Entries with figure data
-------------------------

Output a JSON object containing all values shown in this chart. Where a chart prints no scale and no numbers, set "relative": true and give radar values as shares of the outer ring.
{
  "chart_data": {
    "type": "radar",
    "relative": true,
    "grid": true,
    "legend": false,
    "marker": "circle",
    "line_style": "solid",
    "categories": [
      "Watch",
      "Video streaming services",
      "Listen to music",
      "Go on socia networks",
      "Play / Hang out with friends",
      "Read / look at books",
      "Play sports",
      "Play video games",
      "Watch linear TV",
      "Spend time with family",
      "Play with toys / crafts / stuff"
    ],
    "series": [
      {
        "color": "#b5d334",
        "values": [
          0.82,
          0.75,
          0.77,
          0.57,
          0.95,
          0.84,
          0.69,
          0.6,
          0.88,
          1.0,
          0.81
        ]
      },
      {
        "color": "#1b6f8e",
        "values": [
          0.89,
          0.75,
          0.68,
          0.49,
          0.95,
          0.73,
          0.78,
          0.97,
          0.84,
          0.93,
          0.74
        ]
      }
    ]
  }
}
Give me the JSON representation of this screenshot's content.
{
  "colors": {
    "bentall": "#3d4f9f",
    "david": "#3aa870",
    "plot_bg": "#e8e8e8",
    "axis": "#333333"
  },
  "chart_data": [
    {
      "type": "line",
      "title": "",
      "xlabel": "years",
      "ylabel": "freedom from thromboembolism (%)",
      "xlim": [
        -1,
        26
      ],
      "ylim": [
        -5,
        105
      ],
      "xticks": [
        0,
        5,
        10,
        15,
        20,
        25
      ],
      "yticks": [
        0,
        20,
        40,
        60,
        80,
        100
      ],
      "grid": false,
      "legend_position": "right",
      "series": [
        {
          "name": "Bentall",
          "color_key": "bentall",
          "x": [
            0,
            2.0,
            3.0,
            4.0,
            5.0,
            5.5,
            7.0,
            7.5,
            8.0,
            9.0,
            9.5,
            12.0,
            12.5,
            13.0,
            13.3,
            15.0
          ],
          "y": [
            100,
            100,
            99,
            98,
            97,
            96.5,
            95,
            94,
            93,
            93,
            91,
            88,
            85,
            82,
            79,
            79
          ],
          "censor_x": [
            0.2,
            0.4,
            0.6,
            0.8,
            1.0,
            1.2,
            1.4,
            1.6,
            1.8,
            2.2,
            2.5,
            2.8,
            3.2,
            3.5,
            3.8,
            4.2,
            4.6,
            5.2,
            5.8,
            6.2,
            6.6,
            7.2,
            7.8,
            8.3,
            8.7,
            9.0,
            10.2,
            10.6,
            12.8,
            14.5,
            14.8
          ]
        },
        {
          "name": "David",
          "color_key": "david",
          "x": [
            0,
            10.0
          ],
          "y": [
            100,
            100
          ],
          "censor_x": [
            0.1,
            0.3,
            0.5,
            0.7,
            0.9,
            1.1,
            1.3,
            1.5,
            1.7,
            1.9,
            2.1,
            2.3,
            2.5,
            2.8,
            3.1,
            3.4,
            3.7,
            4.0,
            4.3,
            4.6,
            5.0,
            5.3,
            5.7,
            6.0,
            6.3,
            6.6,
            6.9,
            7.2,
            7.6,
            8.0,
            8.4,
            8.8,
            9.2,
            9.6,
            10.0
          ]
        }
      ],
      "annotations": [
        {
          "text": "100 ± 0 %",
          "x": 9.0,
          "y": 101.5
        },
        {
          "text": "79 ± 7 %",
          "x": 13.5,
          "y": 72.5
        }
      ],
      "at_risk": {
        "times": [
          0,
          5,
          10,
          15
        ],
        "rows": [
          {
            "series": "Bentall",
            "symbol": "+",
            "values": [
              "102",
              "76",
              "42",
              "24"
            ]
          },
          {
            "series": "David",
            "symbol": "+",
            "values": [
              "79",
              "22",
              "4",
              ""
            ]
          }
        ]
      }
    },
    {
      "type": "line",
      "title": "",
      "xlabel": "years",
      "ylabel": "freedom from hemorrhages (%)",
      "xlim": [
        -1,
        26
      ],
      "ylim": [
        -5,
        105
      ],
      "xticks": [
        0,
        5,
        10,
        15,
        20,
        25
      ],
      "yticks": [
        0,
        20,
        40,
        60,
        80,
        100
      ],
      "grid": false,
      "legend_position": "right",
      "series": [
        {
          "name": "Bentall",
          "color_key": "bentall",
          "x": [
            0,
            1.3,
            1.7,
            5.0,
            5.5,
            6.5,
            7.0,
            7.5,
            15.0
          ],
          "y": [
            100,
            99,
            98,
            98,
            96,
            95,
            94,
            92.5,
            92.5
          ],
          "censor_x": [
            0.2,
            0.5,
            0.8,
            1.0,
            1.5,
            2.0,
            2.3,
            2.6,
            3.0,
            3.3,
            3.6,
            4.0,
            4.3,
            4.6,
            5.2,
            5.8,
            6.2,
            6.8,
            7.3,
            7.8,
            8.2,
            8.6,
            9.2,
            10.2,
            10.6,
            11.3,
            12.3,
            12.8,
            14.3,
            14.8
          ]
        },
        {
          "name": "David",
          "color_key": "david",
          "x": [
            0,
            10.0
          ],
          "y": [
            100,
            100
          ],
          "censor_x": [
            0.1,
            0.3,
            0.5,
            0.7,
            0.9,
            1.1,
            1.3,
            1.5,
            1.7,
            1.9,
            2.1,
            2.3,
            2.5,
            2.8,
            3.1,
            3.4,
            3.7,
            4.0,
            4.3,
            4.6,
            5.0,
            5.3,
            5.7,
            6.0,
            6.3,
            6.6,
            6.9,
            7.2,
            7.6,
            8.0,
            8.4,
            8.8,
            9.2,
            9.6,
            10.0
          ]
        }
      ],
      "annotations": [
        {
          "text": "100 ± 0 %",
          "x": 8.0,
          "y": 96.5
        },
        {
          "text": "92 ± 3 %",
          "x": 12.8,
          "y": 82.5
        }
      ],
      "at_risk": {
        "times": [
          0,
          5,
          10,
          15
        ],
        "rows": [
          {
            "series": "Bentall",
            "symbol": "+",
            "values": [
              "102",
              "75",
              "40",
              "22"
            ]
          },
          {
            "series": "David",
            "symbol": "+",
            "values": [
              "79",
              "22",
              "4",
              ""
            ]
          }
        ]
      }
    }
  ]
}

-------------------------

# What you are asked to do
Your task is to output the full set of records exactly as presented.

# Expected answer
Output a JSON object containing all values shown in this chart. Where a chart prints no scale and no numbers, set "relative": true and give radar values as shares of the outer ring.
{
  "chart_data": {
    "type": "radar",
    "relative": true,
    "grid": true,
    "legend": false,
    "marker": "circle",
    "line_style": "solid",
    "categories": [
      "Watch",
      "Video streaming services",
      "Listen to music",
      "Go on socia networks",
      "Play / Hang out with friends",
      "Read / look at books",
      "Play sports",
      "Play video games",
      "Watch linear TV",
      "Spend time with family",
      "Play with toys / crafts / stuff"
    ],
    "series": [
      {
        "color": "#b5d334",
        "values": [
          0.82,
          0.75,
          0.77,
          0.57,
          0.95,
          0.84,
          0.69,
          0.6,
          0.88,
          1.0,
          0.81
        ]
      },
      {
        "color": "#1b6f8e",
        "values": [
          0.89,
          0.75,
          0.68,
          0.49,
          0.95,
          0.73,
          0.78,
          0.97,
          0.84,
          0.93,
          0.74
        ]
      }
    ]
  }
}
Give me the JSON representation of this screenshot's content.
{
  "colors": {
    "bentall": "#3d4f9f",
    "david": "#3aa870",
    "plot_bg": "#e8e8e8",
    "axis": "#333333"
  },
  "chart_data": [
    {
      "type": "line",
      "title": "",
      "xlabel": "years",
      "ylabel": "freedom from thromboembolism (%)",
      "xlim": [
        -1,
        26
      ],
      "ylim": [
        -5,
        105
      ],
      "xticks": [
        0,
        5,
        10,
        15,
        20,
        25
      ],
      "yticks": [
        0,
        20,
        40,
        60,
        80,
        100
      ],
      "grid": false,
      "legend_position": "right",
      "series": [
        {
          "name": "Bentall",
          "color_key": "bentall",
          "x": [
            0,
            2.0,
            3.0,
            4.0,
            5.0,
            5.5,
            7.0,
            7.5,
            8.0,
            9.0,
            9.5,
            12.0,
            12.5,
            13.0,
            13.3,
            15.0
          ],
          "y": [
            100,
            100,
            99,
            98,
            97,
            96.5,
            95,
            94,
            93,
            93,
            91,
            88,
            85,
            82,
            79,
            79
          ],
          "censor_x": [
            0.2,
            0.4,
            0.6,
            0.8,
            1.0,
            1.2,
            1.4,
            1.6,
            1.8,
            2.2,
            2.5,
            2.8,
            3.2,
            3.5,
            3.8,
            4.2,
            4.6,
            5.2,
            5.8,
            6.2,
            6.6,
            7.2,
            7.8,
            8.3,
            8.7,
            9.0,
            10.2,
            10.6,
            12.8,
            14.5,
            14.8
          ]
        },
        {
          "name": "David",
          "color_key": "david",
          "x": [
            0,
            10.0
          ],
          "y": [
            100,
            100
          ],
          "censor_x": [
            0.1,
            0.3,
            0.5,
            0.7,
            0.9,
            1.1,
            1.3,
            1.5,
            1.7,
            1.9,
            2.1,
            2.3,
            2.5,
            2.8,
            3.1,
            3.4,
            3.7,
            4.0,
            4.3,
            4.6,
            5.0,
            5.3,
            5.7,
            6.0,
            6.3,
            6.6,
            6.9,
            7.2,
            7.6,
            8.0,
            8.4,
            8.8,
            9.2,
            9.6,
            10.0
          ]
        }
      ],
      "annotations": [
        {
          "text": "100 ± 0 %",
          "x": 9.0,
          "y": 101.5
        },
        {
          "text": "79 ± 7 %",
          "x": 13.5,
          "y": 72.5
        }
      ],
      "at_risk": {
        "times": [
          0,
          5,
          10,
          15
        ],
        "rows": [
          {
            "series": "Bentall",
            "symbol": "+",
            "values": [
              "102",
              "76",
              "42",
              "24"
            ]
          },
          {
            "series": "David",
            "symbol": "+",
            "values": [
              "79",
              "22",
              "4",
              ""
            ]
          }
        ]
      }
    },
    {
      "type": "line",
      "title": "",
      "xlabel": "years",
      "ylabel": "freedom from hemorrhages (%)",
      "xlim": [
        -1,
        26
      ],
      "ylim": [
        -5,
        105
      ],
      "xticks": [
        0,
        5,
        10,
        15,
        20,
        25
      ],
      "yticks": [
        0,
        20,
        40,
        60,
        80,
        100
      ],
      "grid": false,
      "legend_position": "right",
      "series": [
        {
          "name": "Bentall",
          "color_key": "bentall",
          "x": [
            0,
            1.3,
            1.7,
            5.0,
            5.5,
            6.5,
            7.0,
            7.5,
            15.0
          ],
          "y": [
            100,
            99,
            98,
            98,
            96,
            95,
            94,
            92.5,
            92.5
          ],
          "censor_x": [
            0.2,
            0.5,
            0.8,
            1.0,
            1.5,
            2.0,
            2.3,
            2.6,
            3.0,
            3.3,
            3.6,
            4.0,
            4.3,
            4.6,
            5.2,
            5.8,
            6.2,
            6.8,
            7.3,
            7.8,
            8.2,
            8.6,
            9.2,
            10.2,
            10.6,
            11.3,
            12.3,
            12.8,
            14.3,
            14.8
          ]
        },
        {
          "name": "David",
          "color_key": "david",
          "x": [
            0,
            10.0
          ],
          "y": [
            100,
            100
          ],
          "censor_x": [
            0.1,
            0.3,
            0.5,
            0.7,
            0.9,
            1.1,
            1.3,
            1.5,
            1.7,
            1.9,
            2.1,
            2.3,
            2.5,
            2.8,
            3.1,
            3.4,
            3.7,
            4.0,
            4.3,
            4.6,
            5.0,
            5.3,
            5.7,
            6.0,
            6.3,
            6.6,
            6.9,
            7.2,
            7.6,
            8.0,
            8.4,
            8.8,
            9.2,
            9.6,
            10.0
          ]
        }
      ],
      "annotations": [
        {
          "text": "100 ± 0 %",
          "x": 8.0,
          "y": 96.5
        },
        {
          "text": "92 ± 3 %",
          "x": 12.8,
          "y": 82.5
        }
      ],
      "at_risk": {
        "times": [
          0,
          5,
          10,
          15
        ],
        "rows": [
          {
            "series": "Bentall",
            "symbol": "+",
            "values": [
              "102",
              "75",
              "40",
              "22"
            ]
          },
          {
            "series": "David",
            "symbol": "+",
            "values": [
              "79",
              "22",
              "4",
              ""
            ]
          }
        ]
      }
    }
  ]
}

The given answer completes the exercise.